> [任务要求]:
a) 据所给文段,谢新洲教授2002年在哪本书中给出了数字出版的定义?
b) 从所给文段中返回以含有“2005年,徐丽芳教授在《数”的词句开头、以“二是出版活动,而非出版介质。”收尾的那一部分,一字不改。

**** 所给文段

在2010年以前的数字出版概念流派中,二进制说占据了主流地位,历时近10年,不同院系、不同流派、不同学术背景的学者对二进制说均青睐有加,并持续加以研究和论述,具体如表1所示。二进制说主要由学界发起,是对数字出版认识性内涵提炼和总结的丰碑式的理论成果,是数字出版概念从提出到规定性内涵公布以来的理论创新、集大成者。



2002年,谢新洲教授在《数字出版技术》一书中指出:“所谓数字出版,是指在整个出版过程中,从编辑、制作到发行,所有信息都以统一的二进制代码的数字化形式存储于光、磁介质中,信息的处理与传递必须借助计算机或类似设备来进行的一种出版形式”[1]。这里,谢教授提出数字出版是一种新的出版形式,以二进制代码形式存储,依赖光、磁介质,同时指出数字出版必须借助计算机或类似设备。


2004年,周荣庭教授认为:“数字出版就是对数字内容的创建、管理和传送的过程”。[7]同时他提出了与谢新洲教授类似的“二进制”观点,不过,周教授认为数字出版或数字化出版都可作出上述界定。


2005年,徐丽芳教授在《数字出版:概念与形态》一文中指出:“所谓数字出版,就是指从编辑加工、制作生产到发行传播过程中的所有信息都以二进制代码的形式存储于光、磁、电等介质中,必须借助计算机或类似设备来使用和传递信息的出版”。[8]2013年,徐丽芳、刘锦宏、丛挺所著的《数字出版概论》一书指出:“所谓数字出版,是指利用数字技术进行内容的编辑加工、复制或发行,出版物内容(母版)以二进制代码形式存在且没有物理形态复制品存货的出版活动”[9]。相对于之前的观点,徐教授进行了修正,融入了数字技术的要素,强调了数字出版物的无形性和虚拟性,同时落脚点放在出版活动上。


2007年,郝振省主编的《2005—2006年度中国数字出版产业年度报告》指出,数字出版的定义是:“用数字化(二进制)的技术手段从事的出版活动”[10],其中明确了两点:一是数字化技术,并将数字化技术等同于二进制技术;二是出版活动,而非出版介质。


2008年,葛存山、张志林、黄孝章指出:“数字出版( Digital Publishing)就是采用二进制数字代码创建、存储、传输、再现和管理数字内容( Digital content) 的出版方式与活动”。[11]在强调二进制代码的同时,该观点对数字出版的产业链环节进行了创新,包含了“管理”要素,突出用二进制代码对数字内容的“创建、存储、传输、再现和管理”,并明确了数字出版是一种新的出版方式、新的出版活动。

********
**** 所给数据

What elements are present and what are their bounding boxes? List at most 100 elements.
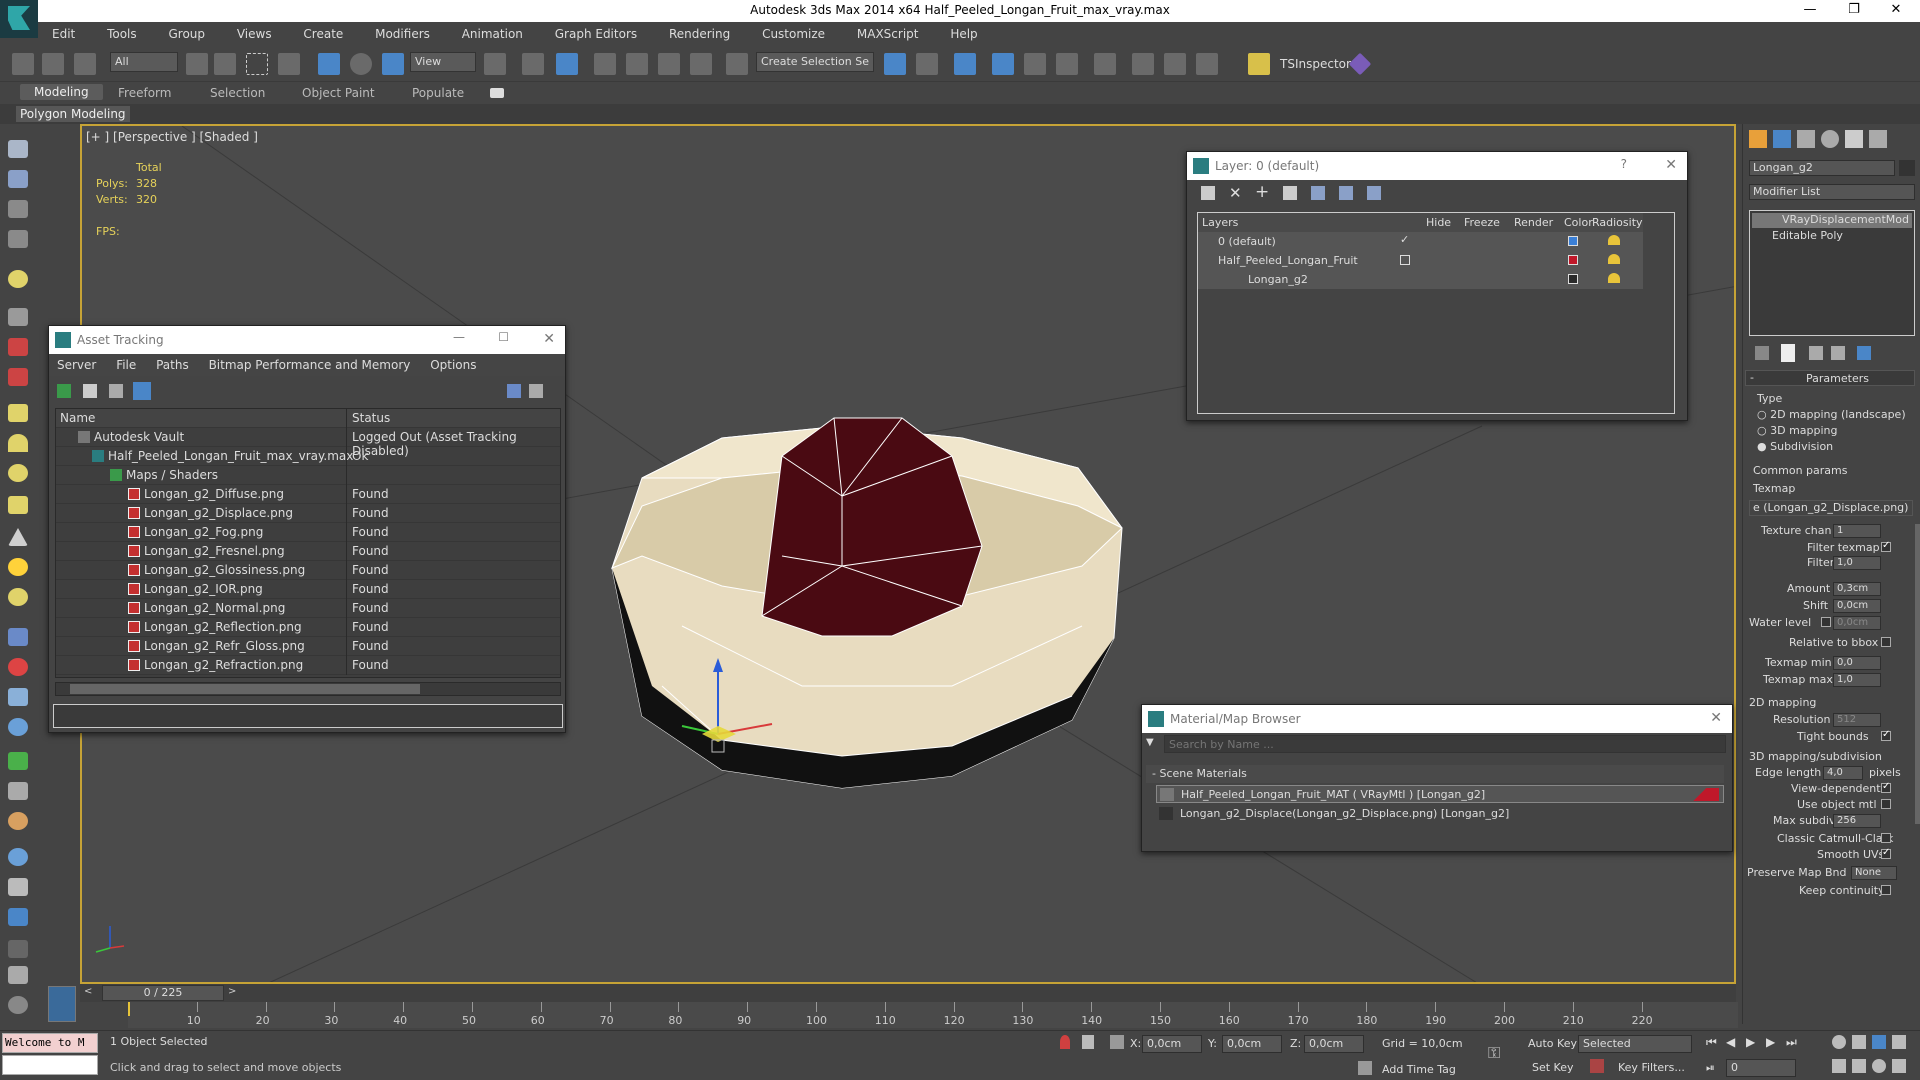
radiosity-icon[interactable] [1608, 273, 1620, 283]
menu-server[interactable]: Server [49, 354, 104, 372]
filter-texmap-checkbox[interactable] [1881, 540, 1891, 552]
maximize-button[interactable]: ❐ [1834, 2, 1874, 20]
polygon-modeling-label[interactable]: Polygon Modeling [16, 106, 130, 122]
settings-icon[interactable] [529, 384, 543, 398]
orbit-icon[interactable] [1872, 1059, 1886, 1073]
table-row[interactable]: Longan_g2_IOR.png Found [56, 580, 560, 599]
absolute-mode-icon[interactable] [1110, 1035, 1124, 1049]
table-row[interactable]: Autodesk Vault Logged Out (Asset Trackin… [56, 428, 560, 458]
pivot-icon[interactable] [484, 53, 506, 75]
table-row[interactable]: Longan_g2_Displace.png Found [56, 504, 560, 523]
uvw-icon[interactable] [8, 878, 28, 896]
lock-icon[interactable] [1082, 1035, 1094, 1049]
layer-manager-icon[interactable] [954, 53, 976, 75]
sphere-icon[interactable] [8, 464, 28, 482]
zoom-extents-icon[interactable] [1872, 1035, 1886, 1049]
resolution-spinner[interactable]: 512 [1833, 713, 1881, 727]
rendered-frame-icon[interactable] [1164, 53, 1186, 75]
list-view-icon[interactable] [83, 384, 97, 398]
table-row[interactable]: Longan_g2_Normal.png Found [56, 599, 560, 618]
use-object-mtl-checkbox[interactable] [1881, 799, 1891, 809]
close-button[interactable]: ✕ [1710, 710, 1722, 726]
col-freeze[interactable]: Freeze [1464, 216, 1500, 229]
menu-modifiers[interactable]: Modifiers [361, 22, 444, 41]
current-frame-field[interactable]: 0 [1726, 1059, 1796, 1077]
add-icon[interactable]: + [1255, 182, 1269, 202]
tab-populate[interactable]: Populate [412, 86, 464, 100]
menu-tools[interactable]: Tools [93, 22, 151, 41]
modifier-item[interactable]: Editable Poly [1752, 229, 1912, 244]
col-render[interactable]: Render [1514, 216, 1553, 229]
globe-icon[interactable] [8, 718, 28, 736]
x-coord-field[interactable]: 0,0cm [1142, 1035, 1202, 1053]
material-item[interactable]: Longan_g2_Displace(Longan_g2_Displace.pn… [1156, 805, 1724, 823]
texmap-max-spinner[interactable]: 1,0 [1833, 673, 1881, 687]
horizontal-scrollbar[interactable] [55, 682, 561, 696]
layer-row[interactable]: Half_Peeled_Longan_Fruit [1198, 251, 1643, 270]
menu-animation[interactable]: Animation [448, 22, 537, 41]
grid-icon[interactable] [8, 230, 28, 248]
close-button[interactable]: ✕ [1665, 157, 1677, 173]
link-icon[interactable] [12, 53, 34, 75]
maxscript-listener[interactable]: Welcome to M [2, 1033, 98, 1053]
viewport-label[interactable]: [+ ] [Perspective ] [Shaded ] [86, 130, 258, 144]
layer-titlebar[interactable]: Layer: 0 (default) ? ✕ [1187, 152, 1687, 180]
bind-spacewarp-icon[interactable] [74, 53, 96, 75]
make-unique-icon[interactable] [1809, 346, 1823, 360]
delete-icon[interactable]: ✕ [1229, 184, 1242, 202]
table-row[interactable]: Half_Peeled_Longan_Fruit_max_vray.max Ok [56, 447, 560, 466]
relative-bbox-checkbox[interactable] [1881, 637, 1891, 647]
thumbnail-view-icon[interactable] [109, 384, 123, 398]
modifier-list-dropdown[interactable]: Modifier List [1749, 184, 1915, 200]
go-to-start-icon[interactable]: ⏮ [1706, 1035, 1717, 1050]
object-color-swatch[interactable] [1899, 160, 1915, 176]
tab-modeling[interactable]: Modeling [20, 84, 103, 100]
help-button[interactable]: ? [1621, 157, 1627, 171]
max-subdivs-spinner[interactable]: 256 [1833, 814, 1881, 828]
radiosity-icon[interactable] [1608, 254, 1620, 264]
scene-materials-header[interactable]: - Scene Materials [1146, 765, 1724, 783]
highlight-icon[interactable] [1311, 186, 1325, 200]
close-button[interactable]: ✕ [543, 331, 555, 347]
table-row[interactable]: Longan_g2_Refr_Gloss.png Found [56, 637, 560, 656]
configure-sets-icon[interactable] [1857, 346, 1871, 360]
cone-icon[interactable] [8, 528, 28, 546]
menu-file[interactable]: File [108, 354, 144, 372]
menu-group[interactable]: Group [154, 22, 219, 41]
create-tab-icon[interactable] [1749, 130, 1767, 148]
ribbon-toggle-icon[interactable] [992, 53, 1014, 75]
layer-color-swatch[interactable] [1568, 236, 1578, 246]
modify-tab-icon[interactable] [1773, 130, 1791, 148]
prev-frame-icon[interactable]: < [84, 986, 98, 1000]
maxscript-output[interactable] [2, 1055, 98, 1075]
menu-graph-editors[interactable]: Graph Editors [541, 22, 651, 41]
scrollbar-thumb[interactable] [70, 684, 420, 694]
close-button[interactable]: ✕ [1876, 2, 1916, 20]
texmap-min-spinner[interactable]: 0,0 [1833, 656, 1881, 670]
radio-subdivision[interactable]: ● Subdivision [1757, 440, 1833, 453]
filter-icon[interactable]: ▼ [1146, 737, 1154, 748]
new-layer-icon[interactable] [1201, 186, 1215, 200]
path-field[interactable] [53, 704, 563, 728]
add-time-tag[interactable]: Add Time Tag [1382, 1063, 1456, 1076]
filter-blur-spinner[interactable]: 1,0 [1833, 556, 1881, 570]
viewport-icon[interactable] [8, 170, 28, 188]
keep-continuity-checkbox[interactable] [1881, 885, 1891, 895]
zoom-extents-all-icon[interactable] [1892, 1035, 1906, 1049]
active-layer-icon[interactable]: ✓ [1400, 233, 1409, 246]
asset-tracking-titlebar[interactable]: Asset Tracking — ☐ ✕ [49, 326, 565, 354]
minimize-button[interactable]: — [1790, 2, 1830, 20]
tsinspector-icon[interactable] [1248, 53, 1270, 75]
col-hide[interactable]: Hide [1426, 216, 1451, 229]
material-browser-titlebar[interactable]: Material/Map Browser ✕ [1142, 705, 1732, 733]
y-coord-field[interactable]: 0,0cm [1222, 1035, 1282, 1053]
key-filter-icon[interactable] [1590, 1059, 1604, 1073]
remove-modifier-icon[interactable] [1831, 346, 1845, 360]
amount-spinner[interactable]: 0,3cm [1833, 582, 1881, 596]
time-tag-icon[interactable] [1358, 1061, 1372, 1075]
expand-icon[interactable] [8, 940, 28, 958]
zoom-all-icon[interactable] [1852, 1035, 1866, 1049]
dome-icon[interactable] [8, 434, 28, 452]
table-row[interactable]: Longan_g2_Fresnel.png Found [56, 542, 560, 561]
lens-icon[interactable] [8, 308, 28, 326]
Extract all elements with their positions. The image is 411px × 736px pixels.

********

> [回答]:
a) 《数字出版技术》

b)
2005年,徐丽芳教授在《数字出版:概念与形态》一文中指出:“所谓数字出版,就是指从编辑加工、制作生产到发行传播过程中的所有信息都以二进制代码的形式存储于光、磁、电等介质中,必须借助计算机或类似设备来使用和传递信息的出版”。[8]2013年,徐丽芳、刘锦宏、丛挺所著的《数字出版概论》一书指出:“所谓数字出版,是指利用数字技术进行内容的编辑加工、复制或发行,出版物内容(母版)以二进制代码形式存在且没有物理形态复制品存货的出版活动”[9]。相对于之前的观点,徐教授进行了修正,融入了数字技术的要素,强调了数字出版物的无形性和虚拟性,同时落脚点放在出版活动上。


2007年,郝振省主编的《2005—2006年度中国数字出版产业年度报告》指出,数字出版的定义是:“用数字化(二进制)的技术手段从事的出版活动”[10],其中明确了两点:一是数字化技术,并将数字化技术等同于二进制技术;二是出版活动,而非出版介质。